━━ INPUT FOR THIS TASK ━━

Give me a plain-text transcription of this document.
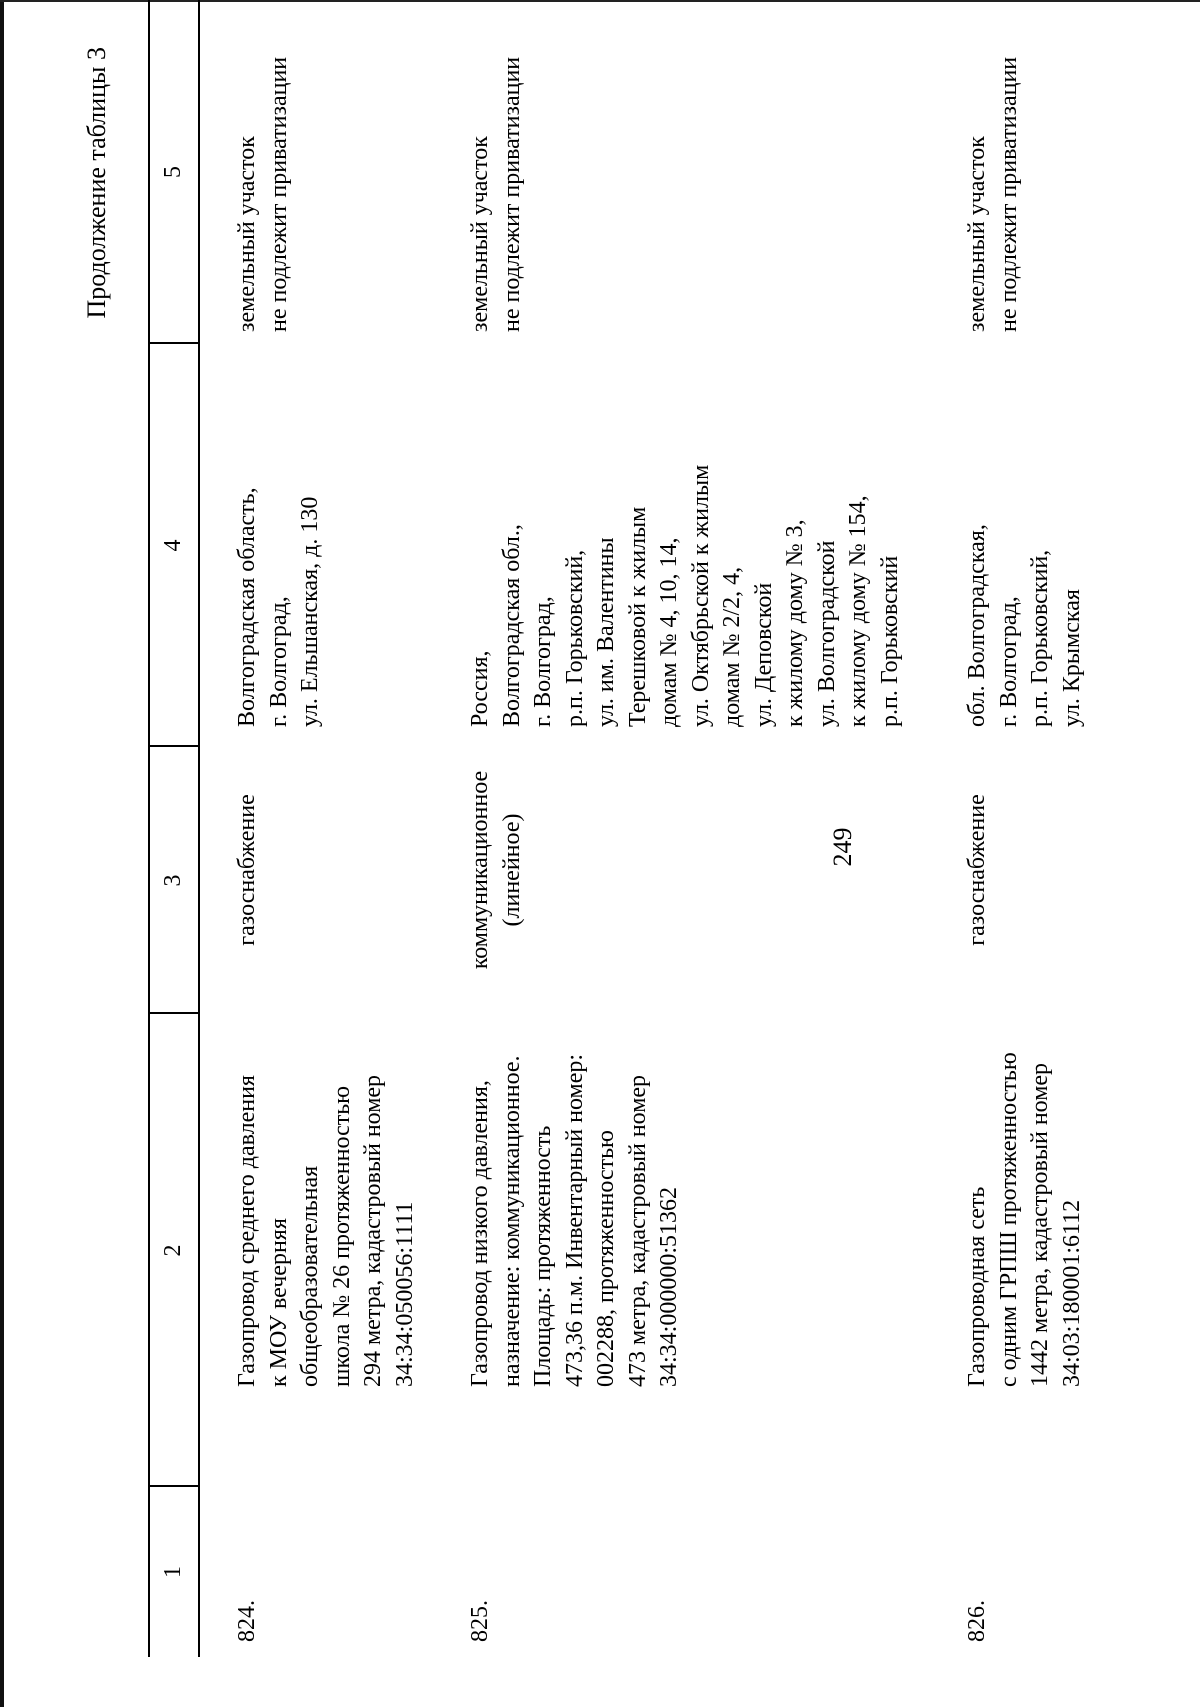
249
Продолжение таблицы 3
1
2
3
4
5
824.
Газопровод среднего давления к МОУ вечерняя общеобразовательная школа № 26 протяженностью 294 метра, кадастровый номер 34:34:050056:1111
газоснабжение
Волгоградская область, г. Волгоград, ул. Ельшанская, д. 130
земельный участок не подлежит приватизации
825.
Газопровод низкого давления, назначение: коммуникационное. Площадь: протяженность 473,36 п.м. Инвентарный номер: 002288, протяженностью 473 метра, кадастровый номер 34:34:000000:51362
коммуникационное (линейное)
Россия, Волгоградская обл., г. Волгоград, р.п. Горьковский, ул. им. Валентины Терешковой к жилым домам № 4, 10, 14, ул. Октябрьской к жилым домам № 2/2, 4, ул. Деповской к жилому дому № 3, ул. Волгоградской к жилому дому № 154, р.п. Горьковский
земельный участок не подлежит приватизации
826.
Газопроводная сеть с одним ГРПШ протяженностью 1442 метра, кадастровый номер 34:03:180001:6112
газоснабжение
обл. Волгоградская, г. Волгоград, р.п. Горьковский, ул. Крымская
земельный участок не подлежит приватизации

━━━

The material above holds pictures; copy everything else in it exactly.

> OUTPUT OF THE TASK:
Give me a plain-text transcription of this document.
249
Продолжение таблицы 3
1
2
3
4
5
824.
Газопровод среднего давления к МОУ вечерняя общеобразовательная школа № 26 протяженностью 294 метра, кадастровый номер 34:34:050056:1111
газоснабжение
Волгоградская область, г. Волгоград, ул. Ельшанская, д. 130
земельный участок не подлежит приватизации
825.
Газопровод низкого давления, назначение: коммуникационное. Площадь: протяженность 473,36 п.м. Инвентарный номер: 002288, протяженностью 473 метра, кадастровый номер 34:34:000000:51362
коммуникационное (линейное)
Россия, Волгоградская обл., г. Волгоград, р.п. Горьковский, ул. им. Валентины Терешковой к жилым домам № 4, 10, 14, ул. Октябрьской к жилым домам № 2/2, 4, ул. Деповской к жилому дому № 3, ул. Волгоградской к жилому дому № 154, р.п. Горьковский
земельный участок не подлежит приватизации
826.
Газопроводная сеть с одним ГРПШ протяженностью 1442 метра, кадастровый номер 34:03:180001:6112
газоснабжение
обл. Волгоградская, г. Волгоград, р.п. Горьковский, ул. Крымская
земельный участок не подлежит приватизации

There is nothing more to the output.